- **To do**
Return the listing word for word, as given.
>> BEGIN
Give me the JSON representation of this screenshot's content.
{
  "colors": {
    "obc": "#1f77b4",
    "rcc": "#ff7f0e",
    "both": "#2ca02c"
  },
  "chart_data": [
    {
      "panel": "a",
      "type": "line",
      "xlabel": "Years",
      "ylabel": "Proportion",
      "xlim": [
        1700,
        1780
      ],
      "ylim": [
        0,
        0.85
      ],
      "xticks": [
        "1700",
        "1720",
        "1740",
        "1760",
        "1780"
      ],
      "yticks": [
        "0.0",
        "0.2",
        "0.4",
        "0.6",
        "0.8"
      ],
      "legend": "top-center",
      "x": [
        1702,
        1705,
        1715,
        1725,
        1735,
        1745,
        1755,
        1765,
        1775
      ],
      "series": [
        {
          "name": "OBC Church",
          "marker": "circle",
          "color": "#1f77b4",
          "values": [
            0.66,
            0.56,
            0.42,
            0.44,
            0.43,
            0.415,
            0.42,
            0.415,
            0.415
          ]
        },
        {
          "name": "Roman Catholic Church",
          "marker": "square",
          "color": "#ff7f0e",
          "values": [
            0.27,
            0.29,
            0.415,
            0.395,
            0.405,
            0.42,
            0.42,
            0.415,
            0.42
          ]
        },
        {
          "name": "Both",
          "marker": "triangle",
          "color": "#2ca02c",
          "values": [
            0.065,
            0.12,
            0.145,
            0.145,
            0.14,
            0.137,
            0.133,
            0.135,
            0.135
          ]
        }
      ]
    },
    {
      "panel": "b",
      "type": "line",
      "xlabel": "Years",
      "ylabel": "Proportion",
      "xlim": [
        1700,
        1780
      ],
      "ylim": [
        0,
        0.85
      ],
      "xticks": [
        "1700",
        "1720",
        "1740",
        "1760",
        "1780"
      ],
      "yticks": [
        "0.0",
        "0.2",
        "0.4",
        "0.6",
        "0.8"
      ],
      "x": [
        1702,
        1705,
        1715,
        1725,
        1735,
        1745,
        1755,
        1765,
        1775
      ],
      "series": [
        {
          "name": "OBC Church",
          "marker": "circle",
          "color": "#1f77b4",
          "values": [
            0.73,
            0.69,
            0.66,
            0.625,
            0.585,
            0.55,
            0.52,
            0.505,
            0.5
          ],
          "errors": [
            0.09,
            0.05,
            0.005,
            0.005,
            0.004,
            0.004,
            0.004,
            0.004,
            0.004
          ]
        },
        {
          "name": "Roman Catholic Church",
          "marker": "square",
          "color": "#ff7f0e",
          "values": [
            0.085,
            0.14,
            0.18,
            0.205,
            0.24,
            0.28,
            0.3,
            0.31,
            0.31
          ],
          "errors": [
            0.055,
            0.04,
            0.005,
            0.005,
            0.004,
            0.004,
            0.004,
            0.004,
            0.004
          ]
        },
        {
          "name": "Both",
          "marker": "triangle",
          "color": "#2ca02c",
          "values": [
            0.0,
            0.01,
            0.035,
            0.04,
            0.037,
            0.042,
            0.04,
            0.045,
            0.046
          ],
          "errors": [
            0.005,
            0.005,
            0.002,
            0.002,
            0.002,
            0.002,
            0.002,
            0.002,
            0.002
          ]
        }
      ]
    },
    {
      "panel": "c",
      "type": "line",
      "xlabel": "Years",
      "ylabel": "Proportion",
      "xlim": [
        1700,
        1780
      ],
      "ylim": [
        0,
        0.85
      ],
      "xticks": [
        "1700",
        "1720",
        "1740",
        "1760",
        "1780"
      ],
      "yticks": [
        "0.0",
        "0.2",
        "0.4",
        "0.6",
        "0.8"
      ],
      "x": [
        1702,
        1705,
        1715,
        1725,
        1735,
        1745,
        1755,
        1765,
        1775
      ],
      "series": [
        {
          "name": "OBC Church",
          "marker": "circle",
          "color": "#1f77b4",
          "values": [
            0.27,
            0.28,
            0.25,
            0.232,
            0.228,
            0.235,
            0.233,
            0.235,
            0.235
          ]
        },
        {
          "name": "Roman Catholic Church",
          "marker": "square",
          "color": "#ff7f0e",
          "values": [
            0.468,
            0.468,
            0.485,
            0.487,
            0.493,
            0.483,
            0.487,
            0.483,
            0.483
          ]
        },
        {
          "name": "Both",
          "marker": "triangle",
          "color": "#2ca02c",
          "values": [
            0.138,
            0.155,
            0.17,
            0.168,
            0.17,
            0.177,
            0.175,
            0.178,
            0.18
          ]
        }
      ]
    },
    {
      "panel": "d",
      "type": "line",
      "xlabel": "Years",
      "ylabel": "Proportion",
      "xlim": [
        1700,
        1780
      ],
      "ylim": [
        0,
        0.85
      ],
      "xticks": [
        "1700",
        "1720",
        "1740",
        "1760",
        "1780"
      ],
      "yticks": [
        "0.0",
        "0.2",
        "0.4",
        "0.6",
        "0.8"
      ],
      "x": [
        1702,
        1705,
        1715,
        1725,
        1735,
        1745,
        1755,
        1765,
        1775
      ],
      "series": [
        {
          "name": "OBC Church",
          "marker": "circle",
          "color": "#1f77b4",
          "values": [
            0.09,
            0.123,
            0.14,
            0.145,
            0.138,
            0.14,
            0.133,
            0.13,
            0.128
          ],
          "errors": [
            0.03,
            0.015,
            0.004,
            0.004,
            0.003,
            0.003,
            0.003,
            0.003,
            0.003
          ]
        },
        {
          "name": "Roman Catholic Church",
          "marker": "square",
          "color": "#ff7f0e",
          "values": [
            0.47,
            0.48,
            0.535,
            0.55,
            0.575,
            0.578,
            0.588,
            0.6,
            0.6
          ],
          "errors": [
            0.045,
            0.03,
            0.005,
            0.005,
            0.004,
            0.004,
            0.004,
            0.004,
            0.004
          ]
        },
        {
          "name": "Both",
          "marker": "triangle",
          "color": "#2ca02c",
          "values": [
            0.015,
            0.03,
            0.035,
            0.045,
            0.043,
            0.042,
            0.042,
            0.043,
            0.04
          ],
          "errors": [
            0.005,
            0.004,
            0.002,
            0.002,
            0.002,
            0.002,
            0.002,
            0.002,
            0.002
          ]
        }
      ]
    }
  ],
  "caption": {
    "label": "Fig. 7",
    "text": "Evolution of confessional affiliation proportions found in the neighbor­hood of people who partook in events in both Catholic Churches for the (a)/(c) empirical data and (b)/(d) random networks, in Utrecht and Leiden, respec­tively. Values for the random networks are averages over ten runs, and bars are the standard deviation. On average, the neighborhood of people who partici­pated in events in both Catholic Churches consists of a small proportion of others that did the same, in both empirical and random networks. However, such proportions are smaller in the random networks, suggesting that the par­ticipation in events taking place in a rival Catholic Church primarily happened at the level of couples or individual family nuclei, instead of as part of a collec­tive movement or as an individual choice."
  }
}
>> END
- **Right answer**
Give me the JSON representation of this screenshot's content.
{
  "colors": {
    "obc": "#1f77b4",
    "rcc": "#ff7f0e",
    "both": "#2ca02c"
  },
  "chart_data": [
    {
      "panel": "a",
      "type": "line",
      "xlabel": "Years",
      "ylabel": "Proportion",
      "xlim": [
        1700,
        1780
      ],
      "ylim": [
        0,
        0.85
      ],
      "xticks": [
        "1700",
        "1720",
        "1740",
        "1760",
        "1780"
      ],
      "yticks": [
        "0.0",
        "0.2",
        "0.4",
        "0.6",
        "0.8"
      ],
      "legend": "top-center",
      "x": [
        1702,
        1705,
        1715,
        1725,
        1735,
        1745,
        1755,
        1765,
        1775
      ],
      "series": [
        {
          "name": "OBC Church",
          "marker": "circle",
          "color": "#1f77b4",
          "values": [
            0.66,
            0.56,
            0.42,
            0.44,
            0.43,
            0.415,
            0.42,
            0.415,
            0.415
          ]
        },
        {
          "name": "Roman Catholic Church",
          "marker": "square",
          "color": "#ff7f0e",
          "values": [
            0.27,
            0.29,
            0.415,
            0.395,
            0.405,
            0.42,
            0.42,
            0.415,
            0.42
          ]
        },
        {
          "name": "Both",
          "marker": "triangle",
          "color": "#2ca02c",
          "values": [
            0.065,
            0.12,
            0.145,
            0.145,
            0.14,
            0.137,
            0.133,
            0.135,
            0.135
          ]
        }
      ]
    },
    {
      "panel": "b",
      "type": "line",
      "xlabel": "Years",
      "ylabel": "Proportion",
      "xlim": [
        1700,
        1780
      ],
      "ylim": [
        0,
        0.85
      ],
      "xticks": [
        "1700",
        "1720",
        "1740",
        "1760",
        "1780"
      ],
      "yticks": [
        "0.0",
        "0.2",
        "0.4",
        "0.6",
        "0.8"
      ],
      "x": [
        1702,
        1705,
        1715,
        1725,
        1735,
        1745,
        1755,
        1765,
        1775
      ],
      "series": [
        {
          "name": "OBC Church",
          "marker": "circle",
          "color": "#1f77b4",
          "values": [
            0.73,
            0.69,
            0.66,
            0.625,
            0.585,
            0.55,
            0.52,
            0.505,
            0.5
          ],
          "errors": [
            0.09,
            0.05,
            0.005,
            0.005,
            0.004,
            0.004,
            0.004,
            0.004,
            0.004
          ]
        },
        {
          "name": "Roman Catholic Church",
          "marker": "square",
          "color": "#ff7f0e",
          "values": [
            0.085,
            0.14,
            0.18,
            0.205,
            0.24,
            0.28,
            0.3,
            0.31,
            0.31
          ],
          "errors": [
            0.055,
            0.04,
            0.005,
            0.005,
            0.004,
            0.004,
            0.004,
            0.004,
            0.004
          ]
        },
        {
          "name": "Both",
          "marker": "triangle",
          "color": "#2ca02c",
          "values": [
            0.0,
            0.01,
            0.035,
            0.04,
            0.037,
            0.042,
            0.04,
            0.045,
            0.046
          ],
          "errors": [
            0.005,
            0.005,
            0.002,
            0.002,
            0.002,
            0.002,
            0.002,
            0.002,
            0.002
          ]
        }
      ]
    },
    {
      "panel": "c",
      "type": "line",
      "xlabel": "Years",
      "ylabel": "Proportion",
      "xlim": [
        1700,
        1780
      ],
      "ylim": [
        0,
        0.85
      ],
      "xticks": [
        "1700",
        "1720",
        "1740",
        "1760",
        "1780"
      ],
      "yticks": [
        "0.0",
        "0.2",
        "0.4",
        "0.6",
        "0.8"
      ],
      "x": [
        1702,
        1705,
        1715,
        1725,
        1735,
        1745,
        1755,
        1765,
        1775
      ],
      "series": [
        {
          "name": "OBC Church",
          "marker": "circle",
          "color": "#1f77b4",
          "values": [
            0.27,
            0.28,
            0.25,
            0.232,
            0.228,
            0.235,
            0.233,
            0.235,
            0.235
          ]
        },
        {
          "name": "Roman Catholic Church",
          "marker": "square",
          "color": "#ff7f0e",
          "values": [
            0.468,
            0.468,
            0.485,
            0.487,
            0.493,
            0.483,
            0.487,
            0.483,
            0.483
          ]
        },
        {
          "name": "Both",
          "marker": "triangle",
          "color": "#2ca02c",
          "values": [
            0.138,
            0.155,
            0.17,
            0.168,
            0.17,
            0.177,
            0.175,
            0.178,
            0.18
          ]
        }
      ]
    },
    {
      "panel": "d",
      "type": "line",
      "xlabel": "Years",
      "ylabel": "Proportion",
      "xlim": [
        1700,
        1780
      ],
      "ylim": [
        0,
        0.85
      ],
      "xticks": [
        "1700",
        "1720",
        "1740",
        "1760",
        "1780"
      ],
      "yticks": [
        "0.0",
        "0.2",
        "0.4",
        "0.6",
        "0.8"
      ],
      "x": [
        1702,
        1705,
        1715,
        1725,
        1735,
        1745,
        1755,
        1765,
        1775
      ],
      "series": [
        {
          "name": "OBC Church",
          "marker": "circle",
          "color": "#1f77b4",
          "values": [
            0.09,
            0.123,
            0.14,
            0.145,
            0.138,
            0.14,
            0.133,
            0.13,
            0.128
          ],
          "errors": [
            0.03,
            0.015,
            0.004,
            0.004,
            0.003,
            0.003,
            0.003,
            0.003,
            0.003
          ]
        },
        {
          "name": "Roman Catholic Church",
          "marker": "square",
          "color": "#ff7f0e",
          "values": [
            0.47,
            0.48,
            0.535,
            0.55,
            0.575,
            0.578,
            0.588,
            0.6,
            0.6
          ],
          "errors": [
            0.045,
            0.03,
            0.005,
            0.005,
            0.004,
            0.004,
            0.004,
            0.004,
            0.004
          ]
        },
        {
          "name": "Both",
          "marker": "triangle",
          "color": "#2ca02c",
          "values": [
            0.015,
            0.03,
            0.035,
            0.045,
            0.043,
            0.042,
            0.042,
            0.043,
            0.04
          ],
          "errors": [
            0.005,
            0.004,
            0.002,
            0.002,
            0.002,
            0.002,
            0.002,
            0.002,
            0.002
          ]
        }
      ]
    }
  ],
  "caption": {
    "label": "Fig. 7",
    "text": "Evolution of confessional affiliation proportions found in the neighbor­hood of people who partook in events in both Catholic Churches for the (a)/(c) empirical data and (b)/(d) random networks, in Utrecht and Leiden, respec­tively. Values for the random networks are averages over ten runs, and bars are the standard deviation. On average, the neighborhood of people who partici­pated in events in both Catholic Churches consists of a small proportion of others that did the same, in both empirical and random networks. However, such proportions are smaller in the random networks, suggesting that the par­ticipation in events taking place in a rival Catholic Church primarily happened at the level of couples or individual family nuclei, instead of as part of a collec­tive movement or as an individual choice."
  }
}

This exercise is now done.